[Records from a collection]

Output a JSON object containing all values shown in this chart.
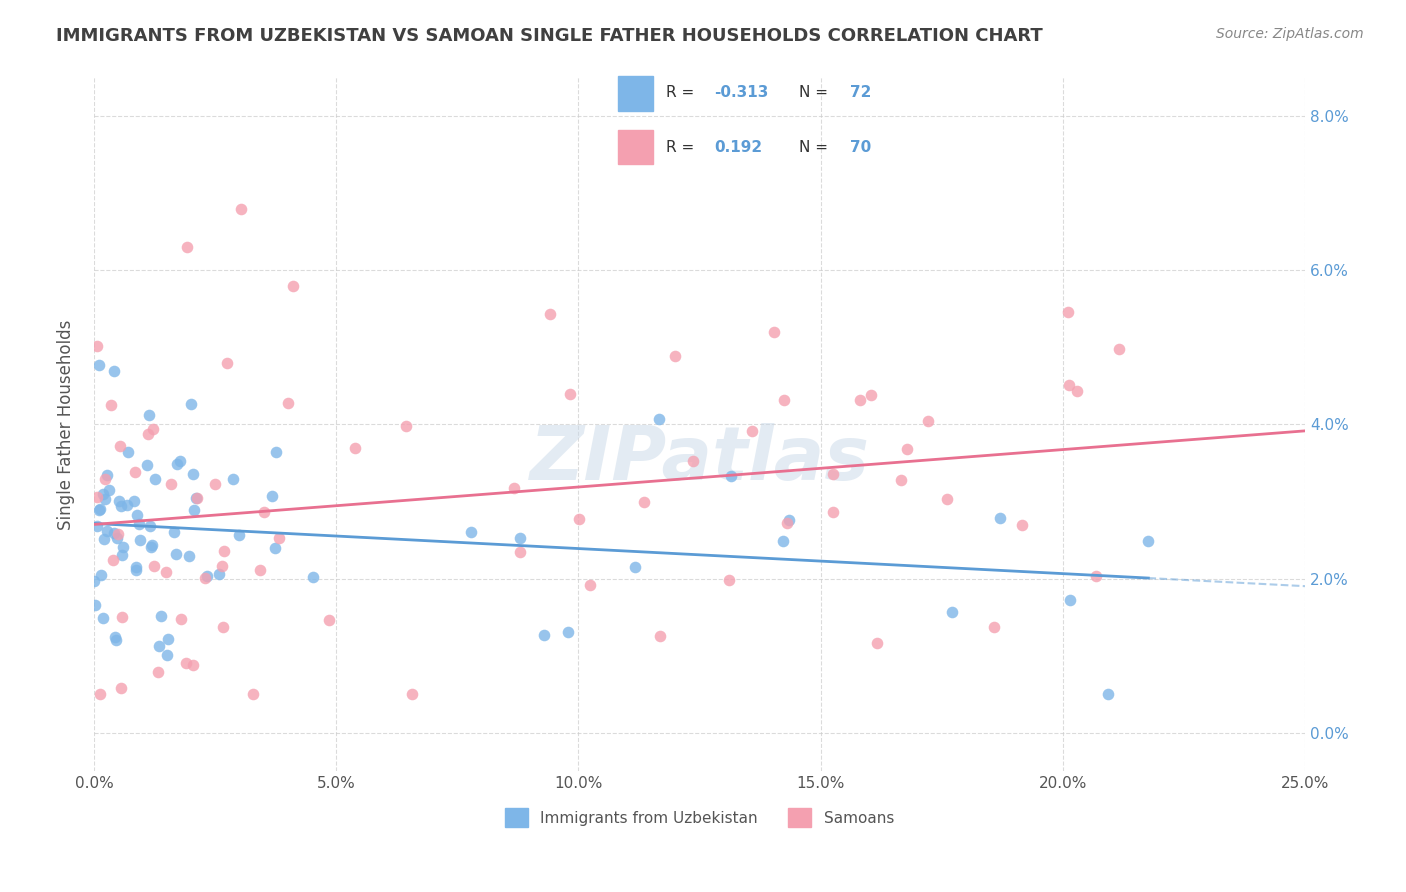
{
  "title": "IMMIGRANTS FROM UZBEKISTAN VS SAMOAN SINGLE FATHER HOUSEHOLDS CORRELATION CHART",
  "source": "Source: ZipAtlas.com",
  "ylabel": "Single Father Households",
  "xlim": [
    0.0,
    0.25
  ],
  "ylim": [
    -0.005,
    0.085
  ],
  "yticks": [
    0.0,
    0.02,
    0.04,
    0.06,
    0.08
  ],
  "xticks": [
    0.0,
    0.05,
    0.1,
    0.15,
    0.2,
    0.25
  ],
  "legend1_label": "Immigrants from Uzbekistan",
  "legend2_label": "Samoans",
  "R1": -0.313,
  "N1": 72,
  "R2": 0.192,
  "N2": 70,
  "color1": "#7EB6E8",
  "color2": "#F4A0B0",
  "line1_color": "#5B9BD5",
  "line2_color": "#E87090",
  "watermark": "ZIPatlas",
  "background_color": "#FFFFFF",
  "grid_color": "#CCCCCC",
  "title_color": "#404040",
  "accent_color": "#5B9BD5"
}
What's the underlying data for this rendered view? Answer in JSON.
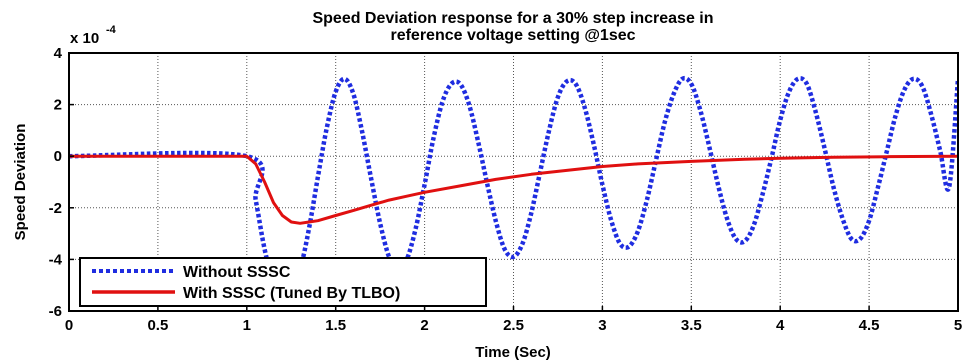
{
  "chart_data": {
    "type": "line",
    "title_line1": "Speed Deviation response for a 30% step increase in",
    "title_line2": "reference voltage setting @1sec",
    "xlabel": "Time (Sec)",
    "ylabel": "Speed Deviation",
    "y_multiplier": "x 10",
    "y_multiplier_exponent": "-4",
    "xlim": [
      0,
      5
    ],
    "ylim": [
      -6,
      4
    ],
    "x_ticks": [
      "0",
      "0.5",
      "1",
      "1.5",
      "2",
      "2.5",
      "3",
      "3.5",
      "4",
      "4.5",
      "5"
    ],
    "y_ticks": [
      "4",
      "2",
      "0",
      "-2",
      "-4",
      "-6"
    ],
    "grid": true,
    "legend_position": "bottom-left",
    "series": [
      {
        "name": "Without SSSC",
        "color": "#1f2de0",
        "style": "dotted",
        "x": [
          0,
          1.0,
          1.05,
          1.1,
          1.15,
          1.2,
          1.25,
          1.3,
          1.35,
          1.4,
          1.45,
          1.5,
          1.55,
          1.6,
          1.65,
          1.7,
          1.75,
          1.8,
          1.85,
          1.9,
          1.95,
          2.0,
          2.05,
          2.1,
          2.15,
          2.2,
          2.25,
          2.3,
          2.35,
          2.4,
          2.45,
          2.5,
          2.55,
          2.6,
          2.65,
          2.7,
          2.75,
          2.8,
          2.85,
          2.9,
          2.95,
          3.0,
          3.05,
          3.1,
          3.15,
          3.2,
          3.25,
          3.3,
          3.35,
          3.4,
          3.45,
          3.5,
          3.55,
          3.6,
          3.65,
          3.7,
          3.75,
          3.8,
          3.85,
          3.9,
          3.95,
          4.0,
          4.05,
          4.1,
          4.15,
          4.2,
          4.25,
          4.3,
          4.35,
          4.4,
          4.45,
          4.5,
          4.55,
          4.6,
          4.65,
          4.7,
          4.75,
          4.8,
          4.85,
          4.9,
          4.95,
          5.0
        ],
        "y": [
          0,
          0,
          -1.7,
          -3.6,
          -4.9,
          -5.5,
          -5.3,
          -4.4,
          -2.8,
          -0.8,
          1.1,
          2.5,
          3.0,
          2.4,
          0.9,
          -0.9,
          -2.6,
          -3.9,
          -4.4,
          -4.0,
          -2.8,
          -1.1,
          0.7,
          2.1,
          2.8,
          2.8,
          2.0,
          0.6,
          -1.0,
          -2.5,
          -3.6,
          -3.9,
          -3.4,
          -2.2,
          -0.6,
          1.0,
          2.3,
          2.9,
          2.8,
          1.9,
          0.5,
          -1.1,
          -2.5,
          -3.4,
          -3.5,
          -2.9,
          -1.7,
          -0.2,
          1.3,
          2.4,
          3.0,
          2.8,
          1.8,
          0.4,
          -1.1,
          -2.4,
          -3.2,
          -3.3,
          -2.7,
          -1.5,
          -0.1,
          1.4,
          2.5,
          3.0,
          2.8,
          1.7,
          0.3,
          -1.2,
          -2.4,
          -3.2,
          -3.2,
          -2.5,
          -1.2,
          0.2,
          1.6,
          2.6,
          3.0,
          2.7,
          1.6,
          0.2,
          -1.2,
          3.0
        ]
      },
      {
        "name": "With SSSC (Tuned By TLBO)",
        "color": "#e01010",
        "style": "solid",
        "x": [
          0,
          1.0,
          1.05,
          1.1,
          1.15,
          1.2,
          1.25,
          1.3,
          1.35,
          1.4,
          1.5,
          1.6,
          1.7,
          1.8,
          1.9,
          2.0,
          2.2,
          2.4,
          2.6,
          2.8,
          3.0,
          3.2,
          3.5,
          3.8,
          4.0,
          4.3,
          4.6,
          5.0
        ],
        "y": [
          0,
          0,
          -0.3,
          -1.0,
          -1.8,
          -2.3,
          -2.55,
          -2.6,
          -2.55,
          -2.5,
          -2.3,
          -2.1,
          -1.9,
          -1.7,
          -1.55,
          -1.4,
          -1.15,
          -0.9,
          -0.7,
          -0.55,
          -0.4,
          -0.3,
          -0.2,
          -0.12,
          -0.08,
          -0.04,
          -0.02,
          0
        ]
      }
    ]
  }
}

What the task requires
Keep the pictures out and write out the records exactly.

Exercise result
Output a JSON object containing all values shown in this chart.
{
  "title": "IMMIGRANTS FROM UZBEKISTAN VS SAMOAN SINGLE FATHER HOUSEHOLDS CORRELATION CHART",
  "source": "Source: ZipAtlas.com",
  "ylabel": "Single Father Households",
  "xlim": [
    0.0,
    0.25
  ],
  "ylim": [
    -0.005,
    0.085
  ],
  "yticks": [
    0.0,
    0.02,
    0.04,
    0.06,
    0.08
  ],
  "xticks": [
    0.0,
    0.05,
    0.1,
    0.15,
    0.2,
    0.25
  ],
  "legend1_label": "Immigrants from Uzbekistan",
  "legend2_label": "Samoans",
  "R1": -0.313,
  "N1": 72,
  "R2": 0.192,
  "N2": 70,
  "color1": "#7EB6E8",
  "color2": "#F4A0B0",
  "line1_color": "#5B9BD5",
  "line2_color": "#E87090",
  "watermark": "ZIPatlas",
  "background_color": "#FFFFFF",
  "grid_color": "#CCCCCC",
  "title_color": "#404040",
  "accent_color": "#5B9BD5"
}
What's the underlying data for this rendered view? Answer in JSON.
{
  "chart_data": {
    "type": "line",
    "title_line1": "Speed Deviation response for a 30% step increase in",
    "title_line2": "reference voltage setting @1sec",
    "xlabel": "Time (Sec)",
    "ylabel": "Speed Deviation",
    "y_multiplier": "x 10",
    "y_multiplier_exponent": "-4",
    "xlim": [
      0,
      5
    ],
    "ylim": [
      -6,
      4
    ],
    "x_ticks": [
      "0",
      "0.5",
      "1",
      "1.5",
      "2",
      "2.5",
      "3",
      "3.5",
      "4",
      "4.5",
      "5"
    ],
    "y_ticks": [
      "4",
      "2",
      "0",
      "-2",
      "-4",
      "-6"
    ],
    "grid": true,
    "legend_position": "bottom-left",
    "series": [
      {
        "name": "Without SSSC",
        "color": "#1f2de0",
        "style": "dotted",
        "x": [
          0,
          1.0,
          1.05,
          1.1,
          1.15,
          1.2,
          1.25,
          1.3,
          1.35,
          1.4,
          1.45,
          1.5,
          1.55,
          1.6,
          1.65,
          1.7,
          1.75,
          1.8,
          1.85,
          1.9,
          1.95,
          2.0,
          2.05,
          2.1,
          2.15,
          2.2,
          2.25,
          2.3,
          2.35,
          2.4,
          2.45,
          2.5,
          2.55,
          2.6,
          2.65,
          2.7,
          2.75,
          2.8,
          2.85,
          2.9,
          2.95,
          3.0,
          3.05,
          3.1,
          3.15,
          3.2,
          3.25,
          3.3,
          3.35,
          3.4,
          3.45,
          3.5,
          3.55,
          3.6,
          3.65,
          3.7,
          3.75,
          3.8,
          3.85,
          3.9,
          3.95,
          4.0,
          4.05,
          4.1,
          4.15,
          4.2,
          4.25,
          4.3,
          4.35,
          4.4,
          4.45,
          4.5,
          4.55,
          4.6,
          4.65,
          4.7,
          4.75,
          4.8,
          4.85,
          4.9,
          4.95,
          5.0
        ],
        "y": [
          0,
          0,
          -1.7,
          -3.6,
          -4.9,
          -5.5,
          -5.3,
          -4.4,
          -2.8,
          -0.8,
          1.1,
          2.5,
          3.0,
          2.4,
          0.9,
          -0.9,
          -2.6,
          -3.9,
          -4.4,
          -4.0,
          -2.8,
          -1.1,
          0.7,
          2.1,
          2.8,
          2.8,
          2.0,
          0.6,
          -1.0,
          -2.5,
          -3.6,
          -3.9,
          -3.4,
          -2.2,
          -0.6,
          1.0,
          2.3,
          2.9,
          2.8,
          1.9,
          0.5,
          -1.1,
          -2.5,
          -3.4,
          -3.5,
          -2.9,
          -1.7,
          -0.2,
          1.3,
          2.4,
          3.0,
          2.8,
          1.8,
          0.4,
          -1.1,
          -2.4,
          -3.2,
          -3.3,
          -2.7,
          -1.5,
          -0.1,
          1.4,
          2.5,
          3.0,
          2.8,
          1.7,
          0.3,
          -1.2,
          -2.4,
          -3.2,
          -3.2,
          -2.5,
          -1.2,
          0.2,
          1.6,
          2.6,
          3.0,
          2.7,
          1.6,
          0.2,
          -1.2,
          3.0
        ]
      },
      {
        "name": "With SSSC (Tuned By TLBO)",
        "color": "#e01010",
        "style": "solid",
        "x": [
          0,
          1.0,
          1.05,
          1.1,
          1.15,
          1.2,
          1.25,
          1.3,
          1.35,
          1.4,
          1.5,
          1.6,
          1.7,
          1.8,
          1.9,
          2.0,
          2.2,
          2.4,
          2.6,
          2.8,
          3.0,
          3.2,
          3.5,
          3.8,
          4.0,
          4.3,
          4.6,
          5.0
        ],
        "y": [
          0,
          0,
          -0.3,
          -1.0,
          -1.8,
          -2.3,
          -2.55,
          -2.6,
          -2.55,
          -2.5,
          -2.3,
          -2.1,
          -1.9,
          -1.7,
          -1.55,
          -1.4,
          -1.15,
          -0.9,
          -0.7,
          -0.55,
          -0.4,
          -0.3,
          -0.2,
          -0.12,
          -0.08,
          -0.04,
          -0.02,
          0
        ]
      }
    ]
  }
}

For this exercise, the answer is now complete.